▸ **JOB**
Retype the tail of the data exactly, starting at the line containing "Give me the" and stopping at the last line.

Dataset rows about figures:
--------------------
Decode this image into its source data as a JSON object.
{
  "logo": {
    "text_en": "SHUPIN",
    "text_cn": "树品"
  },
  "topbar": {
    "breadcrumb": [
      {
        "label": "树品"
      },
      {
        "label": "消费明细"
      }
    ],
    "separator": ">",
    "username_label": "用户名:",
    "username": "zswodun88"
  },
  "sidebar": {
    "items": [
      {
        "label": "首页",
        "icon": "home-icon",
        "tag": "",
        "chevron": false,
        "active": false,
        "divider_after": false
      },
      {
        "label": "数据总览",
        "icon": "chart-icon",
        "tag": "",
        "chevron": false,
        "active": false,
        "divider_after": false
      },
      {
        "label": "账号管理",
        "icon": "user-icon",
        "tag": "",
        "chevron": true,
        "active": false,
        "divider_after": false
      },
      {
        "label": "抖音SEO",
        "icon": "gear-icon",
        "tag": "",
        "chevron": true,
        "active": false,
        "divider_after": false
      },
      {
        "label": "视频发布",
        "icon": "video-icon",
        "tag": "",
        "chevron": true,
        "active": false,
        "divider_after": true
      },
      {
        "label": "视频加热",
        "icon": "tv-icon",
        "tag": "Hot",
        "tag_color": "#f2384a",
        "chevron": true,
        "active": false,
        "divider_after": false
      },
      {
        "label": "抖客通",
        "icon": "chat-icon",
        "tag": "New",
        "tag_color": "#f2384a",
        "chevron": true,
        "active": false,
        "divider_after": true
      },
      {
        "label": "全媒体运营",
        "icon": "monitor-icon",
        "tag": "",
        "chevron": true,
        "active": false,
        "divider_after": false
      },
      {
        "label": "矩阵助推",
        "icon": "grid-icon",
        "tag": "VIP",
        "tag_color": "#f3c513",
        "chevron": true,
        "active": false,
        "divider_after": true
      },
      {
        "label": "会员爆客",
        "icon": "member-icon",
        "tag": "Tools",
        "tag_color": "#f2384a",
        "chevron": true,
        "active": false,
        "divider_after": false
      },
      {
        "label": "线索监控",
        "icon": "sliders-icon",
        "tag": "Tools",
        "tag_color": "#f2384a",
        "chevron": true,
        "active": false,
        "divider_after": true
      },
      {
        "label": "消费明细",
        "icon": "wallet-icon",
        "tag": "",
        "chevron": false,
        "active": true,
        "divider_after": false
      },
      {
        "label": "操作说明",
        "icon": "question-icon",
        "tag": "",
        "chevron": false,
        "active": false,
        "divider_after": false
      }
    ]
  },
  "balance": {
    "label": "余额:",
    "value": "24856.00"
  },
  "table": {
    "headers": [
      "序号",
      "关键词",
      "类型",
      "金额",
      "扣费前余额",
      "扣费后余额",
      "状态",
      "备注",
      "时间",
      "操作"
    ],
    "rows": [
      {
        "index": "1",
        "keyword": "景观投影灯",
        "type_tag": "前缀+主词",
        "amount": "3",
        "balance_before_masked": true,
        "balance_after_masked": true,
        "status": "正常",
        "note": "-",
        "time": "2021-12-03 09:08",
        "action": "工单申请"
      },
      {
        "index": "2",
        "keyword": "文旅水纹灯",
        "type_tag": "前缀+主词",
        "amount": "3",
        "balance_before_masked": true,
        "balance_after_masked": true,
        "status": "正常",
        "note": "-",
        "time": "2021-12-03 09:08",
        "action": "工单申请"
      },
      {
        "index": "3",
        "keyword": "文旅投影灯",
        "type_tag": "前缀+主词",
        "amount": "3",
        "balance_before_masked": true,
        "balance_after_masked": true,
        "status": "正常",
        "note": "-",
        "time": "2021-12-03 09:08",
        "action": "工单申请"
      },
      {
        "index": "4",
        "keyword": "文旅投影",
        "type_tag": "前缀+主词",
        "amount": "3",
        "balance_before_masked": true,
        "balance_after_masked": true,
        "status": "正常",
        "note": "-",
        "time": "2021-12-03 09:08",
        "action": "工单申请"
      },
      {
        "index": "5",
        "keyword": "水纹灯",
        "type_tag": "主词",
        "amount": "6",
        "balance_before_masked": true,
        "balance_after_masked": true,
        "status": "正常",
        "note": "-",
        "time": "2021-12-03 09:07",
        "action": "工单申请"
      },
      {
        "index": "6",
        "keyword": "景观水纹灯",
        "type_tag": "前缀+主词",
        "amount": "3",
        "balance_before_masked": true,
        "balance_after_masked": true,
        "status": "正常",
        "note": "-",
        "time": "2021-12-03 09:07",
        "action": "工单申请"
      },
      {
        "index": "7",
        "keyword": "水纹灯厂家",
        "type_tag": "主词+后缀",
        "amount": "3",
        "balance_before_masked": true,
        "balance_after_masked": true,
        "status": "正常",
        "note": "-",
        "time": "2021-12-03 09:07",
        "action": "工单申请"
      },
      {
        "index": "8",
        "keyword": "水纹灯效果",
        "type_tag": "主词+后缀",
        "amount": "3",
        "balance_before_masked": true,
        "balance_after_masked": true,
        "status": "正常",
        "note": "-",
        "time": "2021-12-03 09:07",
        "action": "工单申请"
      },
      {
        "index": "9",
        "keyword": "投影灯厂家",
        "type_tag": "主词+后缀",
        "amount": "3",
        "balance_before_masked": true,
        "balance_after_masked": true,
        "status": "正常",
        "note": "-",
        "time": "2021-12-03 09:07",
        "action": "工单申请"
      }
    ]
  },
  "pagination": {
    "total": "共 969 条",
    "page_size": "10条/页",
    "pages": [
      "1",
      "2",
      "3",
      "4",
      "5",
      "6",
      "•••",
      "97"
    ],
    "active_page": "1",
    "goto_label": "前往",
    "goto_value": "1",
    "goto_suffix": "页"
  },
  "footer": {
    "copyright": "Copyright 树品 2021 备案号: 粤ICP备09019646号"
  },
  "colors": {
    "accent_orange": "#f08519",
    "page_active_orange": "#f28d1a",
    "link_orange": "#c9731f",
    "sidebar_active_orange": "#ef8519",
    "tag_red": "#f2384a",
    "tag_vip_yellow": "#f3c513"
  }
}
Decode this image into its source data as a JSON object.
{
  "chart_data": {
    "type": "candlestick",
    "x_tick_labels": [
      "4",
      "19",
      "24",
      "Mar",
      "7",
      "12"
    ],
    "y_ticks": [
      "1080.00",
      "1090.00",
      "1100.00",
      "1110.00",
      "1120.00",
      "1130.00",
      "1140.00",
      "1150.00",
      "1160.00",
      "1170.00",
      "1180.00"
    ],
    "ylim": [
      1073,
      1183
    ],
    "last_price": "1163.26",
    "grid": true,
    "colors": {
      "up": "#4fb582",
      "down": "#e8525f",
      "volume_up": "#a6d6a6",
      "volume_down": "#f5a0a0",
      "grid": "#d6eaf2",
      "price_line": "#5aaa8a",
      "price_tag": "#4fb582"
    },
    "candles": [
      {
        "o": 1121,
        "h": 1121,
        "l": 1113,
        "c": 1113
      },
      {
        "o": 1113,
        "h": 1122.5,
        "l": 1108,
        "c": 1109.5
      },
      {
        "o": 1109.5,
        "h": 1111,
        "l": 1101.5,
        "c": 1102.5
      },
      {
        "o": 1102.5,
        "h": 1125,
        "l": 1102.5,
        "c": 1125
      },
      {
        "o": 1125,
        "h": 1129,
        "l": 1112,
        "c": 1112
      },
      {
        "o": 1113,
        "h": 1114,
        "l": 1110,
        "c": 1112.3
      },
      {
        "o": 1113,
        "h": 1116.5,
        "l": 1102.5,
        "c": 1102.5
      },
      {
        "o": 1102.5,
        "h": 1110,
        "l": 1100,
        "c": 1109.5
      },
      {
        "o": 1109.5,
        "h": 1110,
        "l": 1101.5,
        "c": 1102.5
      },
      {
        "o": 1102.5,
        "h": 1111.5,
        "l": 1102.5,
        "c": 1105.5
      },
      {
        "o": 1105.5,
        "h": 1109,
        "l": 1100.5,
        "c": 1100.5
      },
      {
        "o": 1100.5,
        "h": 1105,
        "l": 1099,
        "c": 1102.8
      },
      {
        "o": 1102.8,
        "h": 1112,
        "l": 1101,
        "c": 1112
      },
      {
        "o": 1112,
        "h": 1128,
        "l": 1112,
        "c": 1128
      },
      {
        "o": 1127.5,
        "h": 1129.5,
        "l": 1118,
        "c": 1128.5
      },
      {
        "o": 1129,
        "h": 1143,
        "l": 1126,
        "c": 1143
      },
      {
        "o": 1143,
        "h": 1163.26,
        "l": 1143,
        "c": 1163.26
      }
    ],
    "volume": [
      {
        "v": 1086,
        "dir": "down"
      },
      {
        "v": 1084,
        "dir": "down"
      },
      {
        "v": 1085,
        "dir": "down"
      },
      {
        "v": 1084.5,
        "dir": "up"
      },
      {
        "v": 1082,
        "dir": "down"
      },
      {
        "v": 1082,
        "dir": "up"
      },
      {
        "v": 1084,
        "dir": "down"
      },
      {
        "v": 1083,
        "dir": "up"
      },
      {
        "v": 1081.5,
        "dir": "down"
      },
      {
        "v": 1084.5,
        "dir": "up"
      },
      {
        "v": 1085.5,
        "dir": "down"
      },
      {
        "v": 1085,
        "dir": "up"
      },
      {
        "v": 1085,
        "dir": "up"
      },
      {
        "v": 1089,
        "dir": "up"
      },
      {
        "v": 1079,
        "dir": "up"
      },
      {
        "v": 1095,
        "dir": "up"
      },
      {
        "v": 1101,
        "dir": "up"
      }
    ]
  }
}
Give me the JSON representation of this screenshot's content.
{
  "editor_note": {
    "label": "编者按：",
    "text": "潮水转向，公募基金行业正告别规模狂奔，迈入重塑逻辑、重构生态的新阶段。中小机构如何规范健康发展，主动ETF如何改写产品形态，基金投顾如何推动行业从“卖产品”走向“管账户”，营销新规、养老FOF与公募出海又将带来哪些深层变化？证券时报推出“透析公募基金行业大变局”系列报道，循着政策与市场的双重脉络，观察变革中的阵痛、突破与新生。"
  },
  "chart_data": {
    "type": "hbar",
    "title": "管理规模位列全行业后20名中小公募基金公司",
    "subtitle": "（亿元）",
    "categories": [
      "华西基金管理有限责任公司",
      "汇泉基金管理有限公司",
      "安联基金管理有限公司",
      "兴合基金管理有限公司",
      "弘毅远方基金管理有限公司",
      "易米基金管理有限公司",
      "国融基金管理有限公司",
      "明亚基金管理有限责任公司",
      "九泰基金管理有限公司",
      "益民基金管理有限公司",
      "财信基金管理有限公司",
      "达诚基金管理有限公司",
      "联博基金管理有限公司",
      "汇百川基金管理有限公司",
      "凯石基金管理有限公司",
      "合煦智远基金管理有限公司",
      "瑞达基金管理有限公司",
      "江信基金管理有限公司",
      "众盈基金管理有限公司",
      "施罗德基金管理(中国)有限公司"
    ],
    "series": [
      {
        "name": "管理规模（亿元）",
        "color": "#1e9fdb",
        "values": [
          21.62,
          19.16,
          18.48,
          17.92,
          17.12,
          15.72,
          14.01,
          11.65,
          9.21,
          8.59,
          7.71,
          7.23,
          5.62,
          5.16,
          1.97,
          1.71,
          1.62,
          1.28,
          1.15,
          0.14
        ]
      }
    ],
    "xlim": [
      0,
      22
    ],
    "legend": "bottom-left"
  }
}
--------------------
▸ **TASK SOLUTION**
Give me the JSON representation of this screenshot's content.
{
  "editor_note": {
    "label": "编者按：",
    "text": "潮水转向，公募基金行业正告别规模狂奔，迈入重塑逻辑、重构生态的新阶段。中小机构如何规范健康发展，主动ETF如何改写产品形态，基金投顾如何推动行业从“卖产品”走向“管账户”，营销新规、养老FOF与公募出海又将带来哪些深层变化？证券时报推出“透析公募基金行业大变局”系列报道，循着政策与市场的双重脉络，观察变革中的阵痛、突破与新生。"
  },
  "chart_data": {
    "type": "hbar",
    "title": "管理规模位列全行业后20名中小公募基金公司",
    "subtitle": "（亿元）",
    "categories": [
      "华西基金管理有限责任公司",
      "汇泉基金管理有限公司",
      "安联基金管理有限公司",
      "兴合基金管理有限公司",
      "弘毅远方基金管理有限公司",
      "易米基金管理有限公司",
      "国融基金管理有限公司",
      "明亚基金管理有限责任公司",
      "九泰基金管理有限公司",
      "益民基金管理有限公司",
      "财信基金管理有限公司",
      "达诚基金管理有限公司",
      "联博基金管理有限公司",
      "汇百川基金管理有限公司",
      "凯石基金管理有限公司",
      "合煦智远基金管理有限公司",
      "瑞达基金管理有限公司",
      "江信基金管理有限公司",
      "众盈基金管理有限公司",
      "施罗德基金管理(中国)有限公司"
    ],
    "series": [
      {
        "name": "管理规模（亿元）",
        "color": "#1e9fdb",
        "values": [
          21.62,
          19.16,
          18.48,
          17.92,
          17.12,
          15.72,
          14.01,
          11.65,
          9.21,
          8.59,
          7.71,
          7.23,
          5.62,
          5.16,
          1.97,
          1.71,
          1.62,
          1.28,
          1.15,
          0.14
        ]
      }
    ],
    "xlim": [
      0,
      22
    ],
    "legend": "bottom-left"
  }
}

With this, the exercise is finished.